- [ACTIVITIES]
1. According to the compareGroups R code and output, how many applicants are listed as Matched?
2. Copy the compareGroups R code and output from "Yes 5891 (81.5%)" to "Yes 1039 (14.4%)".
3. Continue the compareGroups R code and output from the point where it stops.

- [SOURCE EXTRACT]
※

#####  Exports the result of createTable ----
#### #### #### #### #### #### #### #### #### #### #### #### #### #### #### ####

t2 <-  compareGroups::compareGroups( ~ .,
                                     data = d1,
                                     method = 4)

t2 <- compareGroups::createTable(t2,
                                 type = 2,
                                 show.n = TRUE)

# Export the table as an HTML-formatted Markdown table
compareGroups::export2md(t2, 
                         strip = TRUE,  # remove leading and trailing white space
                         first.strip = TRUE,  # remove leading white space from the first line
                         digits = 1L,   # specify the number of decimal places
                         caption = "Demographics of the All Residency Applicants",  # add a caption to the table
                         booktabs = TRUE, width = "400px",  # use booktabs formatting and specify the width of the table
                         format = "html")  # output as HTML
Demographics of the All Residency Applicants
[ALL] N
N=7226
Match_Status: 7226
Not_Matched 3307 (45.8%)
Matched 3919 (54.2%)
Gender: 7226
Female 5912 (81.8%)
Male 1314 (18.2%)
Age (years) 28.0 [26.0;30.0] 7226
US or Canadian Applicant: 7226
No 1335 (18.5%)
Yes 5891 (81.5%)
Visa Sponsorship Needed: 7226
No 6773 (93.7%)
Yes 453 (6.27%)
Medical Education Interrupted: 7226
No 6227 (86.2%)
Yes 999 (13.8%)
Alpha Omega Alpha Membership: 7226
No 6518 (90.2%)
Yes 708 (9.80%)
Gold Humanism Honor Society Membership: 7226
No 6187 (85.6%)
Yes 1039 (14.4%)
Participating in a Couples Match: 7226
No 6615 (91.5%)
Yes 611 (8.46%)

※

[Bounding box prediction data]

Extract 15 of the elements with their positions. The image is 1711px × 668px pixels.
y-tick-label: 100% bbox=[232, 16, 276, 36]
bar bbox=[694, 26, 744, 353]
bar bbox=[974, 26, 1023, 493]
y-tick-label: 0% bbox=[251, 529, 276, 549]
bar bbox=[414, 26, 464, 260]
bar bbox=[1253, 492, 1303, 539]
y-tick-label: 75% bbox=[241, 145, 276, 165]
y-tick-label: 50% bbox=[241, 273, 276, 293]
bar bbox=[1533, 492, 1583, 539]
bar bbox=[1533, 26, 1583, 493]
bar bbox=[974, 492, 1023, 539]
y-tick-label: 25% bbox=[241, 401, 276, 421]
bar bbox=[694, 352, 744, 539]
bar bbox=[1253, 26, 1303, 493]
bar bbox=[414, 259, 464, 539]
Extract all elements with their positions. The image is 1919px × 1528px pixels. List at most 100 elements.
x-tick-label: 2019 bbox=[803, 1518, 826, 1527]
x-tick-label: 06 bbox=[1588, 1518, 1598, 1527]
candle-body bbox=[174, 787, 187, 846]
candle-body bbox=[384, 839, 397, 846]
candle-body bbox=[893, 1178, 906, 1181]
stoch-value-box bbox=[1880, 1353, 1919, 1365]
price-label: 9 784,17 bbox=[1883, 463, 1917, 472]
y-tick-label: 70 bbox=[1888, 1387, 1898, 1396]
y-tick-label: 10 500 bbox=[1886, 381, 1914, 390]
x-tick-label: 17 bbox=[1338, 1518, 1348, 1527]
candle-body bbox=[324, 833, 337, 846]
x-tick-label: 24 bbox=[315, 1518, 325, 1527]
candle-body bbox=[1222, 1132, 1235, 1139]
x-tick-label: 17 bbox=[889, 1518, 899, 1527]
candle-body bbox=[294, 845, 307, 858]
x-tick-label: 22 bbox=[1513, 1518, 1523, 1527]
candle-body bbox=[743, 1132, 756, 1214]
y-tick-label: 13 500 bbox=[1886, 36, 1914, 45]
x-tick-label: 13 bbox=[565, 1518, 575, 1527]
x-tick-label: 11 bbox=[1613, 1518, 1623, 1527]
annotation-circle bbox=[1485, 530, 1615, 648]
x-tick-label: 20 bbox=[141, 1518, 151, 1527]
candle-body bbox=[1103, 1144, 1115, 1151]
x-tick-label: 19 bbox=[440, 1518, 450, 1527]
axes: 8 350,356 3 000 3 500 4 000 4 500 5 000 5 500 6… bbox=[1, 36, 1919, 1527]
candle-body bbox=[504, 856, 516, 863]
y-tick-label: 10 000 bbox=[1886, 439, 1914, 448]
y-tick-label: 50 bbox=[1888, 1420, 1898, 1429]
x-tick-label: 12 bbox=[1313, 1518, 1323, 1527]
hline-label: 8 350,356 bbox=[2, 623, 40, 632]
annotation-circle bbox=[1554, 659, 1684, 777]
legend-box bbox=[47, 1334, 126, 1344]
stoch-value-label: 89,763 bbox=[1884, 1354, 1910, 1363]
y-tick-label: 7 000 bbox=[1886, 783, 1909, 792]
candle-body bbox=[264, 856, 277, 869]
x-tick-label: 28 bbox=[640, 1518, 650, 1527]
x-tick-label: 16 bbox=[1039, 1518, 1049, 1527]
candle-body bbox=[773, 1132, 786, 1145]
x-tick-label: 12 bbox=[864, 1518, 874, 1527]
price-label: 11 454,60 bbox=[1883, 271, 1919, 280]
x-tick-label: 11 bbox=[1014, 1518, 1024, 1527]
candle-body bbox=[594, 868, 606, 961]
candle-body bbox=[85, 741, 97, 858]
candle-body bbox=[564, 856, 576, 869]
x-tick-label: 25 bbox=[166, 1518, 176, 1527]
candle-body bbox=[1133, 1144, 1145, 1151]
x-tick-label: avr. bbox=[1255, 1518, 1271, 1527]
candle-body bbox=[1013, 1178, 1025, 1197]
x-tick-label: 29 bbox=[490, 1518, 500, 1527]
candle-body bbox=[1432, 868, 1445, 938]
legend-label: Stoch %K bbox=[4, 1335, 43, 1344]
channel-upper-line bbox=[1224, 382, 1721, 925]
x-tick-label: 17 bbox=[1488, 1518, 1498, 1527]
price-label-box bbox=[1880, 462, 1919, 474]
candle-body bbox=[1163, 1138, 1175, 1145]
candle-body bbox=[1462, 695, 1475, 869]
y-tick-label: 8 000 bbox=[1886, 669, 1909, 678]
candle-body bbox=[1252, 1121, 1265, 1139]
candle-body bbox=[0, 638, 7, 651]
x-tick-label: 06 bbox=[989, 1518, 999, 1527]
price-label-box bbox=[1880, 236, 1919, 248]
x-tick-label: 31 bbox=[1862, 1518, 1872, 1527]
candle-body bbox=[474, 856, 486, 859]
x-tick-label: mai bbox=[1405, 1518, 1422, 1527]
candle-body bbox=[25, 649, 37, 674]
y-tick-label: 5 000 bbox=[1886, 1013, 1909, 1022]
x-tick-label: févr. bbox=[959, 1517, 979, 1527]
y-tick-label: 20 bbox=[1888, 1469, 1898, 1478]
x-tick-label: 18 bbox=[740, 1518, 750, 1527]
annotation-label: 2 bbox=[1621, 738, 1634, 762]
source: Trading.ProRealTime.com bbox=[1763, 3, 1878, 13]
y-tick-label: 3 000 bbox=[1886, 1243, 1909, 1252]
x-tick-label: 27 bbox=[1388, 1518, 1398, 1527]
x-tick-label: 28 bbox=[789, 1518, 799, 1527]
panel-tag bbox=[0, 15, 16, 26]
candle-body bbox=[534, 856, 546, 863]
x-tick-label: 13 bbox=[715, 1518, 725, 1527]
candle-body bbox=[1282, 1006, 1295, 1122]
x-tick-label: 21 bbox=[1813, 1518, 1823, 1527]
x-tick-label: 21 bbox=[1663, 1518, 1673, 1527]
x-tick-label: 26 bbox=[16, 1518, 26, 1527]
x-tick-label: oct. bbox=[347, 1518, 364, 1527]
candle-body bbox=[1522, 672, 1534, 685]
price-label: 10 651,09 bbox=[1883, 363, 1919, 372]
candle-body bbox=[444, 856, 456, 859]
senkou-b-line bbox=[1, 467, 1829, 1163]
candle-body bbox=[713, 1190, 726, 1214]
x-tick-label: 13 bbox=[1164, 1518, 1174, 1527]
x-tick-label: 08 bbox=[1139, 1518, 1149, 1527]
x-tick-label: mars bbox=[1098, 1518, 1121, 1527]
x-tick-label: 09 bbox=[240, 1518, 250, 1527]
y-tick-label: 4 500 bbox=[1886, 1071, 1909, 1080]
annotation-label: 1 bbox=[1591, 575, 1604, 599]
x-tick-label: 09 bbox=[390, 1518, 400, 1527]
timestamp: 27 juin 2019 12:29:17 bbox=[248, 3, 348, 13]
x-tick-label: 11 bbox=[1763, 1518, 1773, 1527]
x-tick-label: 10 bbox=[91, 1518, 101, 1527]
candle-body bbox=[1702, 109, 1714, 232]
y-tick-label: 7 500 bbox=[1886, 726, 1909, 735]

※

- [ANSWERS PROVIDED]
1. 3919 (54.2%)

2.
Yes 5891 (81.5%)
Visa Sponsorship Needed: 7226
No 6773 (93.7%)
Yes 453 (6.27%)
Medical Education Interrupted: 7226
No 6227 (86.2%)
Yes 999 (13.8%)
Alpha Omega Alpha Membership: 7226
No 6518 (90.2%)
Yes 708 (9.80%)
Gold Humanism Honor Society Membership: 7226
No 6187 (85.6%)
Yes 1039 (14.4%)

3.
Number of Oral Presentations 0.00 [0.00;1.00] 7226
Number of Peer-Reviewed Journal Articles or Abstracts 0.00 [0.00;1.00] 7226
Number of Peer-Reviewed Non-published Journal_Articles 0.00 [0.00;0.00] 7226
Number of Poster Presentations 1.00 [0.00;3.00] 7226
Applicant Match Year: 7226
2016 442 (6.12%)
2017 1837 (25.4%)
2018 1284 (17.8%)
2019 2368 (32.8%)
2020 1295 (17.9%)
Location: 7226
BSW 303 (4.19%)
CCAG 603 (8.34%)
CU 2880 (39.9%)
Duke 1211 (16.8%)
Truman 254 (3.52%)
U_Washington 306 (4.23%)
UAB 240 (3.32%)
Utah 1429 (19.8%)
Presented at a Scientific Meeting: 7226
Did not present at a meeting 5191 (71.8%)
Presented at a meeting 2035 (28.2%)
Trained at a Top NIH-funded Medical School: 7226
Did not attend NIH top-funded medical school 4815 (66.6%)
Attended a NIH top-funded Medical School 2411 (33.4%)
Bachelor of Science Degree: 7226
Not a B.S. degree 4268 (59.1%)
B.S. 2958 (40.9%)
Birth Place: 7226
Born outside the USA 2984 (41.3%)
Born in the USA 4242 (58.7%)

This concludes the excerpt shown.